- _SET TASK_: Return the records word for word. Any pictures in them are not part of the copy.

- _RECORDS PROVIDED_:

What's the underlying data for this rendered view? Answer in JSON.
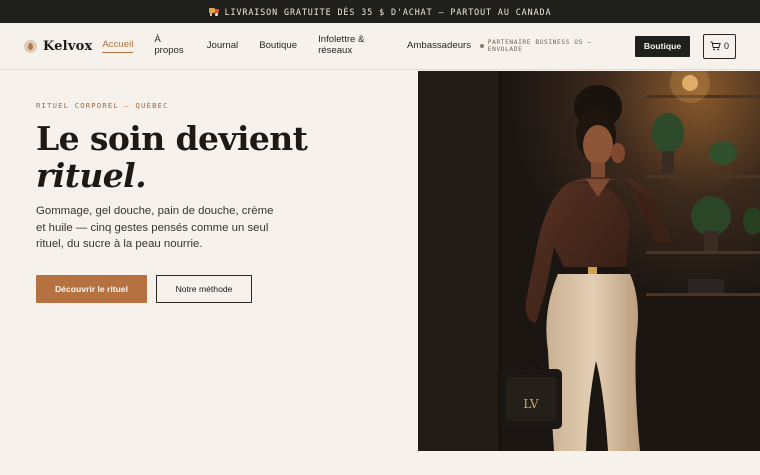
{
  "announcement": {
    "text": "LIVRAISON GRATUITE DÈS 35 $ D'ACHAT — PARTOUT AU CANADA",
    "icon": "truck-icon"
  },
  "header": {
    "brand": "Kelvox",
    "nav": [
      {
        "label": "Accueil",
        "active": true
      },
      {
        "label": "À propos",
        "active": false
      },
      {
        "label": "Journal",
        "active": false
      },
      {
        "label": "Boutique",
        "active": false
      },
      {
        "label": "Infolettre & réseaux",
        "active": false
      },
      {
        "label": "Ambassadeurs",
        "active": false
      }
    ],
    "partner": "PARTENAIRE BUSINESS OS — ENVOLADE",
    "shop_button": "Boutique",
    "cart_count": "0"
  },
  "hero": {
    "eyebrow": "RITUEL CORPOREL — QUÉBEC",
    "title_line1": "Le soin devient",
    "title_line2": "rituel.",
    "body": "Gommage, gel douche, pain de douche, crème et huile — cinq gestes pensés comme un seul rituel, du sucre à la peau nourrie.",
    "primary_button": "Découvrir le rituel",
    "secondary_button": "Notre méthode",
    "image_alt": "woman-in-brown-blouse-with-handbag-photo"
  },
  "colors": {
    "accent": "#b5713f",
    "dark": "#1f201b",
    "background": "#f6f1ea"
  }
}
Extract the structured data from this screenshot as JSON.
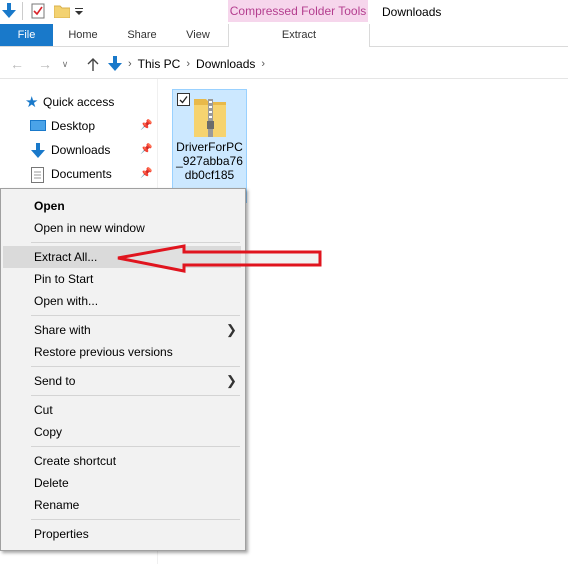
{
  "ribbon": {
    "context_group": "Compressed Folder Tools",
    "window_title": "Downloads",
    "tabs": {
      "file": "File",
      "home": "Home",
      "share": "Share",
      "view": "View",
      "extract": "Extract"
    },
    "accent": "#1979ca"
  },
  "address": {
    "path": [
      "This PC",
      "Downloads"
    ]
  },
  "nav_pane": {
    "quick_access": "Quick access",
    "items": [
      "Desktop",
      "Downloads",
      "Documents"
    ]
  },
  "file": {
    "name": "DriverForPC_927abba76db0cf185"
  },
  "context_menu": {
    "open": "Open",
    "open_new_window": "Open in new window",
    "extract_all": "Extract All...",
    "pin_to_start": "Pin to Start",
    "open_with": "Open with...",
    "share_with": "Share with",
    "restore_previous": "Restore previous versions",
    "send_to": "Send to",
    "cut": "Cut",
    "copy": "Copy",
    "create_shortcut": "Create shortcut",
    "delete": "Delete",
    "rename": "Rename",
    "properties": "Properties"
  },
  "icons": {
    "qat_down": "download-arrow-icon",
    "qat_properties": "properties-check-icon",
    "qat_folder": "new-folder-icon",
    "nav_up": "up-arrow-icon",
    "pin": "pin-icon",
    "zip": "zip-folder-icon",
    "callout": "red-arrow-icon"
  },
  "colors": {
    "callout_red": "#e0141e",
    "selection": "#cce8ff"
  }
}
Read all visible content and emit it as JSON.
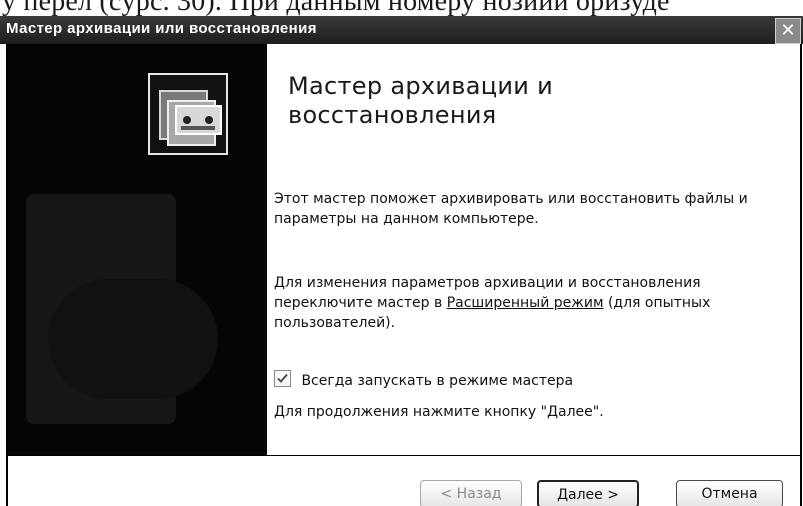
{
  "scan_header": {
    "text": "у перел (cуpс. 30). При данным номеру нозиии оризуде"
  },
  "window": {
    "title": "Мастер архивации или восстановления",
    "close_glyph": "✕"
  },
  "left_panel": {
    "icon": "backup-wizard-icon"
  },
  "content": {
    "heading": "Мастер архивации и восстановления",
    "para1": "Этот мастер поможет архивировать или восстановить файлы и параметры на данном компьютере.",
    "para2_before": "Для изменения параметров архивации и восстановления переключите мастер в ",
    "para2_link": "Расширенный режим",
    "para2_after": " (для опытных пользователей).",
    "checkbox_label": "Всегда запускать в режиме мастера",
    "checkbox_checked": true,
    "para3": "Для продолжения нажмите кнопку \"Далее\"."
  },
  "buttons": {
    "back": "< Назад",
    "next": "Далее >",
    "cancel": "Отмена"
  },
  "colors": {
    "titlebar": "#2a2a2a",
    "left_panel": "#050505",
    "text": "#111111",
    "disabled_text": "#8a8a8a"
  }
}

- _SOLUTION FOR THIS TASK_:
What's the underlying data for this rendered view? Answer in JSON.
{
  "announcement": {
    "text": "LIVRAISON GRATUITE DÈS 35 $ D'ACHAT — PARTOUT AU CANADA",
    "icon": "truck-icon"
  },
  "header": {
    "brand": "Kelvox",
    "nav": [
      {
        "label": "Accueil",
        "active": true
      },
      {
        "label": "À propos",
        "active": false
      },
      {
        "label": "Journal",
        "active": false
      },
      {
        "label": "Boutique",
        "active": false
      },
      {
        "label": "Infolettre & réseaux",
        "active": false
      },
      {
        "label": "Ambassadeurs",
        "active": false
      }
    ],
    "partner": "PARTENAIRE BUSINESS OS — ENVOLADE",
    "shop_button": "Boutique",
    "cart_count": "0"
  },
  "hero": {
    "eyebrow": "RITUEL CORPOREL — QUÉBEC",
    "title_line1": "Le soin devient",
    "title_line2": "rituel.",
    "body": "Gommage, gel douche, pain de douche, crème et huile — cinq gestes pensés comme un seul rituel, du sucre à la peau nourrie.",
    "primary_button": "Découvrir le rituel",
    "secondary_button": "Notre méthode",
    "image_alt": "woman-in-brown-blouse-with-handbag-photo"
  },
  "colors": {
    "accent": "#b5713f",
    "dark": "#1f201b",
    "background": "#f6f1ea"
  }
}
Extract the structured data from this screenshot as JSON.
{
  "ribbon": {
    "context_group": "Compressed Folder Tools",
    "window_title": "Downloads",
    "tabs": {
      "file": "File",
      "home": "Home",
      "share": "Share",
      "view": "View",
      "extract": "Extract"
    },
    "accent": "#1979ca"
  },
  "address": {
    "path": [
      "This PC",
      "Downloads"
    ]
  },
  "nav_pane": {
    "quick_access": "Quick access",
    "items": [
      "Desktop",
      "Downloads",
      "Documents"
    ]
  },
  "file": {
    "name": "DriverForPC_927abba76db0cf185"
  },
  "context_menu": {
    "open": "Open",
    "open_new_window": "Open in new window",
    "extract_all": "Extract All...",
    "pin_to_start": "Pin to Start",
    "open_with": "Open with...",
    "share_with": "Share with",
    "restore_previous": "Restore previous versions",
    "send_to": "Send to",
    "cut": "Cut",
    "copy": "Copy",
    "create_shortcut": "Create shortcut",
    "delete": "Delete",
    "rename": "Rename",
    "properties": "Properties"
  },
  "icons": {
    "qat_down": "download-arrow-icon",
    "qat_properties": "properties-check-icon",
    "qat_folder": "new-folder-icon",
    "nav_up": "up-arrow-icon",
    "pin": "pin-icon",
    "zip": "zip-folder-icon",
    "callout": "red-arrow-icon"
  },
  "colors": {
    "callout_red": "#e0141e",
    "selection": "#cce8ff"
  }
}
Read all visible content and emit it as JSON.
{
  "scan_header": {
    "text": "у перел (cуpс. 30). При данным номеру нозиии оризуде"
  },
  "window": {
    "title": "Мастер архивации или восстановления",
    "close_glyph": "✕"
  },
  "left_panel": {
    "icon": "backup-wizard-icon"
  },
  "content": {
    "heading": "Мастер архивации и восстановления",
    "para1": "Этот мастер поможет архивировать или восстановить файлы и параметры на данном компьютере.",
    "para2_before": "Для изменения параметров архивации и восстановления переключите мастер в ",
    "para2_link": "Расширенный режим",
    "para2_after": " (для опытных пользователей).",
    "checkbox_label": "Всегда запускать в режиме мастера",
    "checkbox_checked": true,
    "para3": "Для продолжения нажмите кнопку \"Далее\"."
  },
  "buttons": {
    "back": "< Назад",
    "next": "Далее >",
    "cancel": "Отмена"
  },
  "colors": {
    "titlebar": "#2a2a2a",
    "left_panel": "#050505",
    "text": "#111111",
    "disabled_text": "#8a8a8a"
  }
}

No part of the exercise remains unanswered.